* **BRIEF**
Tell how many lines in the following entries include the word "wird", giving the figure alone.

++++++

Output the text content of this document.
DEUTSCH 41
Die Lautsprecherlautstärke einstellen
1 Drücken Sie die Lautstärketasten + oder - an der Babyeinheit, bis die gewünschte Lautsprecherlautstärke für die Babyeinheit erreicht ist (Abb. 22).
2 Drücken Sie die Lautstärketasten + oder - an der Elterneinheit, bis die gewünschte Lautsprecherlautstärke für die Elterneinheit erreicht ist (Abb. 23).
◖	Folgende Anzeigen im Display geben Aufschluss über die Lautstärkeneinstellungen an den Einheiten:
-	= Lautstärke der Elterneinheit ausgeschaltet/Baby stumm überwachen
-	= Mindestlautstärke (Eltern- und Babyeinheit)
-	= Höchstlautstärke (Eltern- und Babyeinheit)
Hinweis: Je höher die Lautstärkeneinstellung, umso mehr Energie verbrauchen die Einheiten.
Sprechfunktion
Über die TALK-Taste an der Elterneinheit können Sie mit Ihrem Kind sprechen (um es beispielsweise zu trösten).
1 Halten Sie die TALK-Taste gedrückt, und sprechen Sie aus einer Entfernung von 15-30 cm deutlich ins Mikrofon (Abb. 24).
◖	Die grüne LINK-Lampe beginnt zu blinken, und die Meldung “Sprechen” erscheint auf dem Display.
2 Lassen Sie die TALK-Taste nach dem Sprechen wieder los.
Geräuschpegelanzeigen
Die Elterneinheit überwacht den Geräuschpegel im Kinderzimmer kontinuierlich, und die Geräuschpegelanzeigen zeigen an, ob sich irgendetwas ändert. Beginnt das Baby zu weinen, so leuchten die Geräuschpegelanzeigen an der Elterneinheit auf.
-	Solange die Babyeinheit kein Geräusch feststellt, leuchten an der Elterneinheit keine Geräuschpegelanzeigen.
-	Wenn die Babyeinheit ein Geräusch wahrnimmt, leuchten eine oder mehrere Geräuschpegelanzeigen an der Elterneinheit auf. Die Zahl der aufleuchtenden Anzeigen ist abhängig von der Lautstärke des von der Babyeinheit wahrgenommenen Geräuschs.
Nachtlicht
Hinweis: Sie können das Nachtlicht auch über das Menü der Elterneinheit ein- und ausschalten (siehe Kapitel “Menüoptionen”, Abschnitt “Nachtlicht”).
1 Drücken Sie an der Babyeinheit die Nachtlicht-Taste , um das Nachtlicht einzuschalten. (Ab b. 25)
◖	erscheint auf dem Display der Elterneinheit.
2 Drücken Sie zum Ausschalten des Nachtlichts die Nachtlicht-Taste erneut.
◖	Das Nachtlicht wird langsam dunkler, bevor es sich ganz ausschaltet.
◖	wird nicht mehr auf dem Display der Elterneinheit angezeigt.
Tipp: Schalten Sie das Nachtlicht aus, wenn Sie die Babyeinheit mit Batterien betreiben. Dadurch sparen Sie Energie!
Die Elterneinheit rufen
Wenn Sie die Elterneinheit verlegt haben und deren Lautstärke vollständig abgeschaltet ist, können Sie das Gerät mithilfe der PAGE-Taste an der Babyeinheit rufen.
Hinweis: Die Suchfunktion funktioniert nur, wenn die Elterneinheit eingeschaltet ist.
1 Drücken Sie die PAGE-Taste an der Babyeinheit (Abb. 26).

++++++

* **SOLUTION**
2